- _Page excerpt_:
** Start **

Friday, March 27, 2015

1639 - The Fundamental Orders of Connecticut


January 6, 1639 - Virginia is the first colony to order the destruction of tobacco surpluses.

January 8, 1639 - Sir Francis Wyatt is appointed by King Charles 1 new Governor of Virginia instead of John Harvey.

After being governor of Virginia from 1621 to 1625, Sir Francis Wyatt could be regarded, at 51, as an experienced man, even if he had since returned to Britain to run his father’s estates in England and Ireland.

Drafting the Fundamental Orders
January 11, 1639 - King Charles 1 grants Virginia settlers the right to hold their General Assembly. He also allows the colonies to make laws, what gives them now a certain self-sufficiency.

January 24, 1639 - The General Court of Connecticut including representatives (freemen) of the 3 cities of Hartford, Windsor and Wethersfield, approves its first constitution under the name of Fundamental Orders. This appears as the prototype of the future Federal Constitution of the United States. It proclaims that "
the word of God requires that to mayntayne the peace and union of such a people there should be an orderly and decent Government established according to God . ." .
 Roger Ludlow is responsible for the publication.

** End **

- _Raw data_:
** Start **

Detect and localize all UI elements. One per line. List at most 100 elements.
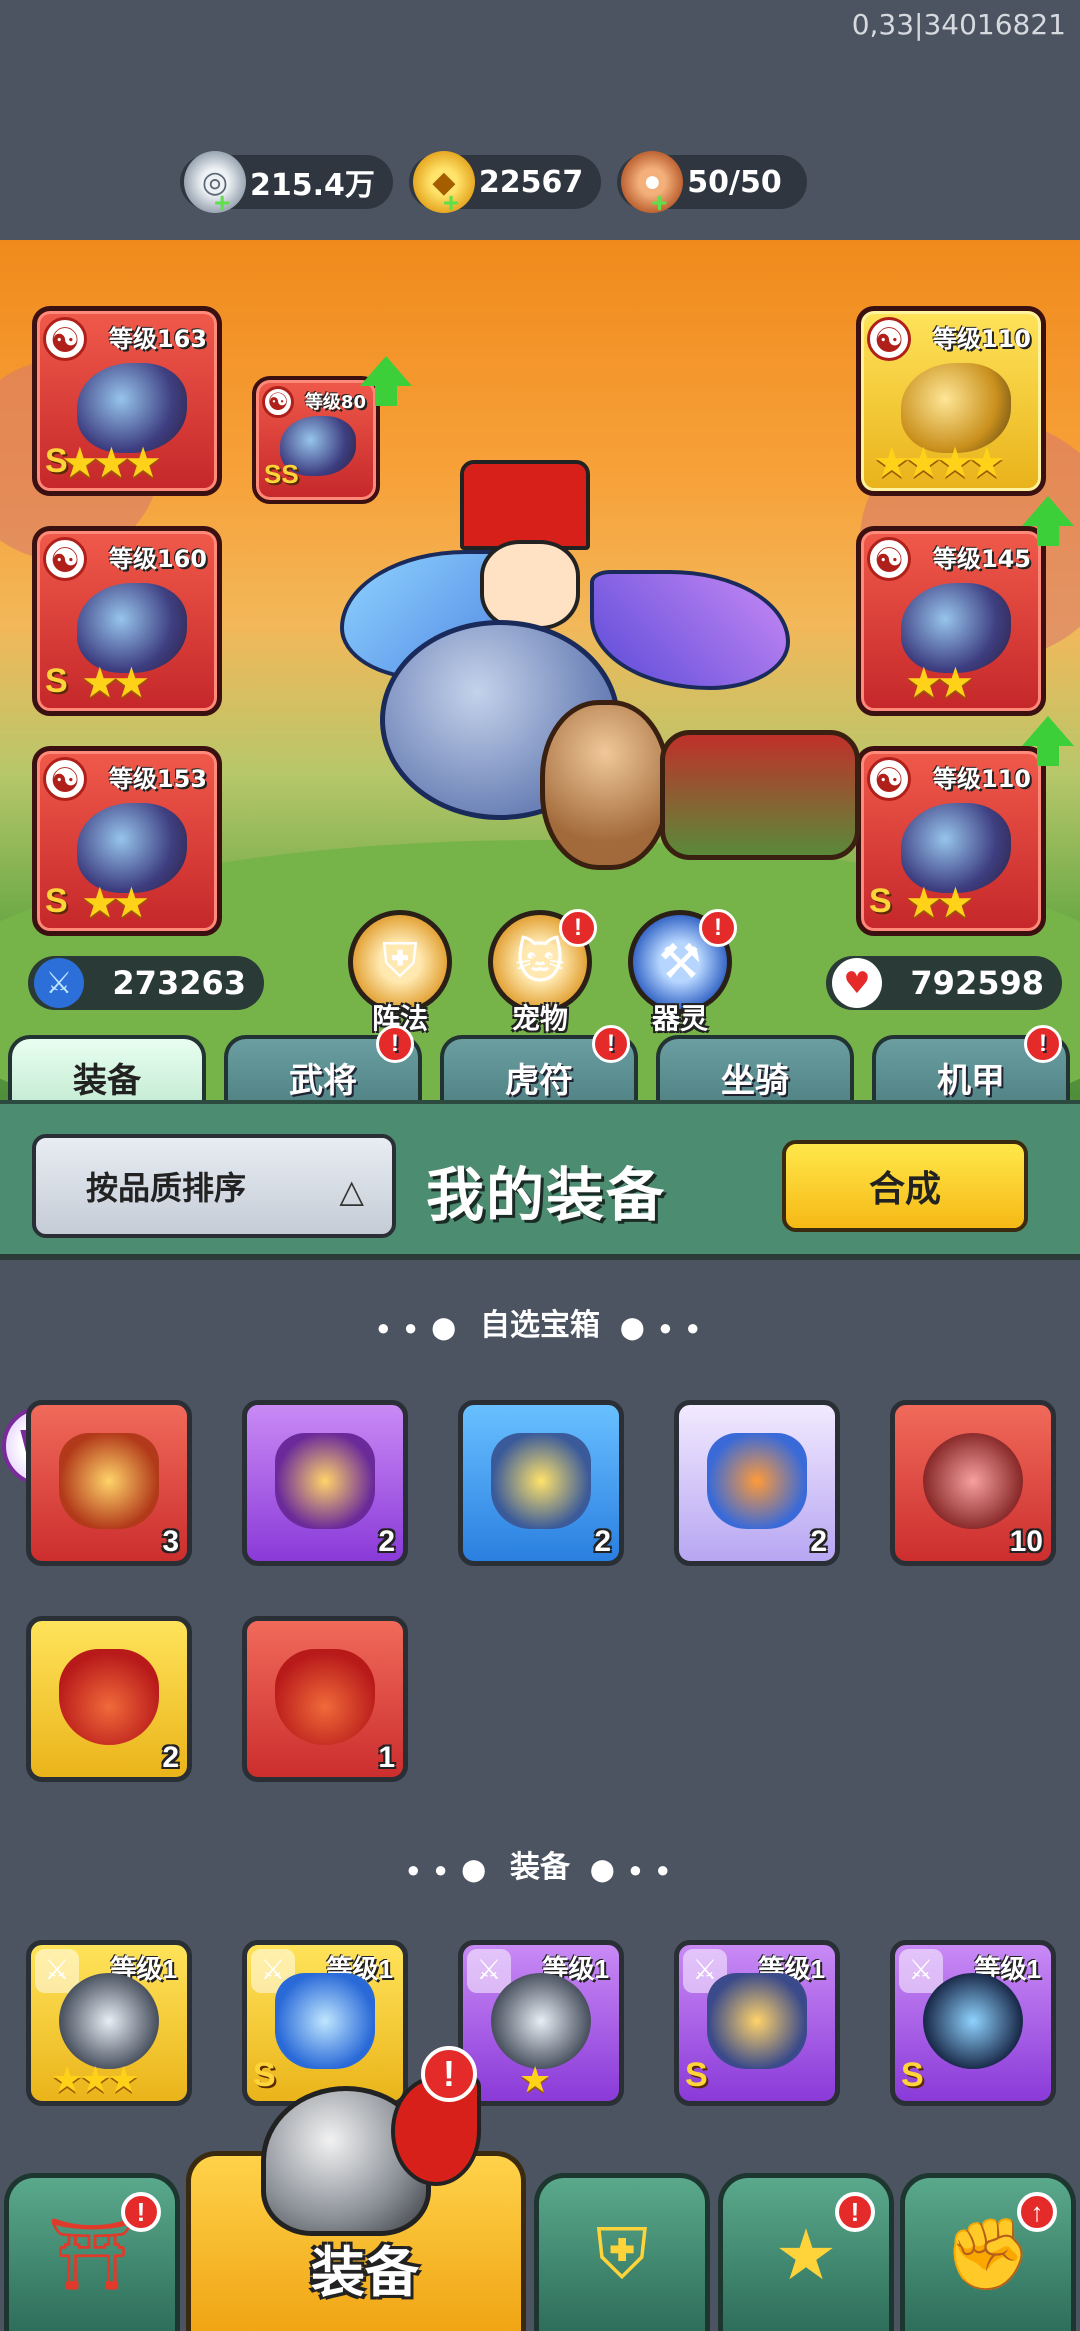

** End **

- _Task A_:
According to the 1639 timeline, which three cities sent representatives to the General Court of Connecticut?
- _Task B_:
Continue the 1639 timeline on the Fundamental Orders of Connecticut after its final sentence.
The listing isn't needed for this work.

- _Exercise result A_:
Hartford, Windsor and Wethersfield.

- _Exercise result B_:
Neither entirely democratic, nor fully antitheocratic, the 11 Articles of Fundamental Orders mostly resumed  the ideals of Rev. Thomas Hooker, considered ahead of  the Puritan school of thought of his time.

Roger Ludlow
(1590-1664 ) - Born in Dorchester, Dorset, he attended Balliol College, Oxford before being admitted in London within the Honorable Society of Inner Temple. He arrived in New England in 1630 where he was chosen as magistrate at the Court of Assistants of the Massachusetts Bay colony. Elected Deputy Governor in 1634, he married Mary, a sister of former governor John Endecott. He joined the following year a group of Puritans who sought to form an ecclesiastical society subject to its own rules. The General Court of Massachusetts granted them the right to establish the towns of Windsor, Warwick and Hartford in the Connecticut area. Ludlow was appointed first governor and wrote May 29, 1638 to 
Massachusetts Bay Governor John Winthrop that the settlers he had in charge wanted to "unite to walk and live peacefully in a fraternal love." He was one of the main drafters of the "Fundamental Orders of Connecticut"

Januray,1639 - The House of Burgesses of Virginia passes a law prohibiting to black slaves to have firearms and ammunitions.

The bill prescribed 20 lashes for violations of the statute. There was however one exception: with his master’s permission, a slave could have firearms to defend against Indian raids.
           This was actually the first law to exclude “Negroes” from normal protection,                                  placing them, virtually as well as Indians at the mercy of whites.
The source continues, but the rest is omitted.